» **Task**:
What follows is a set of records; repeat all of them exactly.

» **Records to process**:
_ _ _ _

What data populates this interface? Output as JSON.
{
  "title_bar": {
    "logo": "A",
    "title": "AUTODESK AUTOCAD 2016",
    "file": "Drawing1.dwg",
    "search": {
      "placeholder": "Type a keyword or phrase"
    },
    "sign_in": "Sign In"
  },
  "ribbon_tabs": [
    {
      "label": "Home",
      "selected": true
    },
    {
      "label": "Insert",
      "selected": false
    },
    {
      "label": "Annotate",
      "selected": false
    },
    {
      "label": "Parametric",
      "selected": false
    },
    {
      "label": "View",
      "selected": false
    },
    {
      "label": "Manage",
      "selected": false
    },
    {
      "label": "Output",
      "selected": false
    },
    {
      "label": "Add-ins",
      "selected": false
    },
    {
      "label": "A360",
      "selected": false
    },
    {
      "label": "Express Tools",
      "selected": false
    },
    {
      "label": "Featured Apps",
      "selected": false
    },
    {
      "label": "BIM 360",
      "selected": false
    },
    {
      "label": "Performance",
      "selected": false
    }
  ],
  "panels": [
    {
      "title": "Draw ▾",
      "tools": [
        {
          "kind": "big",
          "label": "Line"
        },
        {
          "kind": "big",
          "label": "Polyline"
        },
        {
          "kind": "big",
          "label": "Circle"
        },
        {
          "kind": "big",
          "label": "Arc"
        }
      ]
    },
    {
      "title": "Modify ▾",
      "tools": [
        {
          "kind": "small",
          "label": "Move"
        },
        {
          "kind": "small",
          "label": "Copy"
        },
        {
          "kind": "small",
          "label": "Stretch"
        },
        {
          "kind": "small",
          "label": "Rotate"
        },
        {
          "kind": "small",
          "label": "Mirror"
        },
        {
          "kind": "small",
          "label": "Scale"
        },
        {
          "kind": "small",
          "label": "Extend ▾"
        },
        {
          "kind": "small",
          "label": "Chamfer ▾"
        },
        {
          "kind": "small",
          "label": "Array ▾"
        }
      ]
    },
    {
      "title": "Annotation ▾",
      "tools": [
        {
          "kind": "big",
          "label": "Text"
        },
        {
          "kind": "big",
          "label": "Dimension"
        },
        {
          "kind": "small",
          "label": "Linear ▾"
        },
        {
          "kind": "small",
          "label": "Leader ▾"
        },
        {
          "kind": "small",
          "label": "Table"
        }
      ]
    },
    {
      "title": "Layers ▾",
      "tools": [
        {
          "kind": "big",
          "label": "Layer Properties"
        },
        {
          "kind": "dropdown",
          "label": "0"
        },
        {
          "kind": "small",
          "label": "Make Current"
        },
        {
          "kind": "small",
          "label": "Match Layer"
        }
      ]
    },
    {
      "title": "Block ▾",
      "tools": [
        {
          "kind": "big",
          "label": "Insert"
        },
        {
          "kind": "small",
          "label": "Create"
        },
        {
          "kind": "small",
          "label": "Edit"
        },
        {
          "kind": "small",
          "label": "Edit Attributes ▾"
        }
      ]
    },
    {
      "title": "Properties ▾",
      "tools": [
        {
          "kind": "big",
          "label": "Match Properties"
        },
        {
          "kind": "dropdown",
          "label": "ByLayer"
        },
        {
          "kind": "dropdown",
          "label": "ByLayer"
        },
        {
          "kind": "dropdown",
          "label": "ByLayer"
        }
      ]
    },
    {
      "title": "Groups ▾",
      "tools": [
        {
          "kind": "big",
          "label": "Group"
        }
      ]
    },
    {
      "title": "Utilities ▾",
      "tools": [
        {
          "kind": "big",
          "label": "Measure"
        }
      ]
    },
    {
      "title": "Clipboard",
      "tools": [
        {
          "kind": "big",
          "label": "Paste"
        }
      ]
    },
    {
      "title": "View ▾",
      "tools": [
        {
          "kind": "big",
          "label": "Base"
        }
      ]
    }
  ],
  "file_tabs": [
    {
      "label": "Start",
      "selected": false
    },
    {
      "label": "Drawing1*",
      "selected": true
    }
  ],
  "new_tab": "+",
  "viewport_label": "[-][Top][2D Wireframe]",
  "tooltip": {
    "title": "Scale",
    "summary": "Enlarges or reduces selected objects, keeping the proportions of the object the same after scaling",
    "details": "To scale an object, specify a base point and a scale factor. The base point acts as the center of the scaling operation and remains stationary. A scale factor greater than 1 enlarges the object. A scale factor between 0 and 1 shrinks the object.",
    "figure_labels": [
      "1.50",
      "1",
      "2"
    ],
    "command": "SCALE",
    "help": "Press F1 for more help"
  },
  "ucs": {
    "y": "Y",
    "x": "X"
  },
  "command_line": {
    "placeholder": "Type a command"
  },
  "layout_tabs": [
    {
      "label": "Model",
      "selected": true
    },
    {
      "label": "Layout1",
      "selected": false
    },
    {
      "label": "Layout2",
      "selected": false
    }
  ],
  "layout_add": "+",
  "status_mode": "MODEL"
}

_ _ _ _

» **Written solution**:
What data populates this interface? Output as JSON.
{
  "title_bar": {
    "logo": "A",
    "title": "AUTODESK AUTOCAD 2016",
    "file": "Drawing1.dwg",
    "search": {
      "placeholder": "Type a keyword or phrase"
    },
    "sign_in": "Sign In"
  },
  "ribbon_tabs": [
    {
      "label": "Home",
      "selected": true
    },
    {
      "label": "Insert",
      "selected": false
    },
    {
      "label": "Annotate",
      "selected": false
    },
    {
      "label": "Parametric",
      "selected": false
    },
    {
      "label": "View",
      "selected": false
    },
    {
      "label": "Manage",
      "selected": false
    },
    {
      "label": "Output",
      "selected": false
    },
    {
      "label": "Add-ins",
      "selected": false
    },
    {
      "label": "A360",
      "selected": false
    },
    {
      "label": "Express Tools",
      "selected": false
    },
    {
      "label": "Featured Apps",
      "selected": false
    },
    {
      "label": "BIM 360",
      "selected": false
    },
    {
      "label": "Performance",
      "selected": false
    }
  ],
  "panels": [
    {
      "title": "Draw ▾",
      "tools": [
        {
          "kind": "big",
          "label": "Line"
        },
        {
          "kind": "big",
          "label": "Polyline"
        },
        {
          "kind": "big",
          "label": "Circle"
        },
        {
          "kind": "big",
          "label": "Arc"
        }
      ]
    },
    {
      "title": "Modify ▾",
      "tools": [
        {
          "kind": "small",
          "label": "Move"
        },
        {
          "kind": "small",
          "label": "Copy"
        },
        {
          "kind": "small",
          "label": "Stretch"
        },
        {
          "kind": "small",
          "label": "Rotate"
        },
        {
          "kind": "small",
          "label": "Mirror"
        },
        {
          "kind": "small",
          "label": "Scale"
        },
        {
          "kind": "small",
          "label": "Extend ▾"
        },
        {
          "kind": "small",
          "label": "Chamfer ▾"
        },
        {
          "kind": "small",
          "label": "Array ▾"
        }
      ]
    },
    {
      "title": "Annotation ▾",
      "tools": [
        {
          "kind": "big",
          "label": "Text"
        },
        {
          "kind": "big",
          "label": "Dimension"
        },
        {
          "kind": "small",
          "label": "Linear ▾"
        },
        {
          "kind": "small",
          "label": "Leader ▾"
        },
        {
          "kind": "small",
          "label": "Table"
        }
      ]
    },
    {
      "title": "Layers ▾",
      "tools": [
        {
          "kind": "big",
          "label": "Layer Properties"
        },
        {
          "kind": "dropdown",
          "label": "0"
        },
        {
          "kind": "small",
          "label": "Make Current"
        },
        {
          "kind": "small",
          "label": "Match Layer"
        }
      ]
    },
    {
      "title": "Block ▾",
      "tools": [
        {
          "kind": "big",
          "label": "Insert"
        },
        {
          "kind": "small",
          "label": "Create"
        },
        {
          "kind": "small",
          "label": "Edit"
        },
        {
          "kind": "small",
          "label": "Edit Attributes ▾"
        }
      ]
    },
    {
      "title": "Properties ▾",
      "tools": [
        {
          "kind": "big",
          "label": "Match Properties"
        },
        {
          "kind": "dropdown",
          "label": "ByLayer"
        },
        {
          "kind": "dropdown",
          "label": "ByLayer"
        },
        {
          "kind": "dropdown",
          "label": "ByLayer"
        }
      ]
    },
    {
      "title": "Groups ▾",
      "tools": [
        {
          "kind": "big",
          "label": "Group"
        }
      ]
    },
    {
      "title": "Utilities ▾",
      "tools": [
        {
          "kind": "big",
          "label": "Measure"
        }
      ]
    },
    {
      "title": "Clipboard",
      "tools": [
        {
          "kind": "big",
          "label": "Paste"
        }
      ]
    },
    {
      "title": "View ▾",
      "tools": [
        {
          "kind": "big",
          "label": "Base"
        }
      ]
    }
  ],
  "file_tabs": [
    {
      "label": "Start",
      "selected": false
    },
    {
      "label": "Drawing1*",
      "selected": true
    }
  ],
  "new_tab": "+",
  "viewport_label": "[-][Top][2D Wireframe]",
  "tooltip": {
    "title": "Scale",
    "summary": "Enlarges or reduces selected objects, keeping the proportions of the object the same after scaling",
    "details": "To scale an object, specify a base point and a scale factor. The base point acts as the center of the scaling operation and remains stationary. A scale factor greater than 1 enlarges the object. A scale factor between 0 and 1 shrinks the object.",
    "figure_labels": [
      "1.50",
      "1",
      "2"
    ],
    "command": "SCALE",
    "help": "Press F1 for more help"
  },
  "ucs": {
    "y": "Y",
    "x": "X"
  },
  "command_line": {
    "placeholder": "Type a command"
  },
  "layout_tabs": [
    {
      "label": "Model",
      "selected": true
    },
    {
      "label": "Layout1",
      "selected": false
    },
    {
      "label": "Layout2",
      "selected": false
    }
  ],
  "layout_add": "+",
  "status_mode": "MODEL"
}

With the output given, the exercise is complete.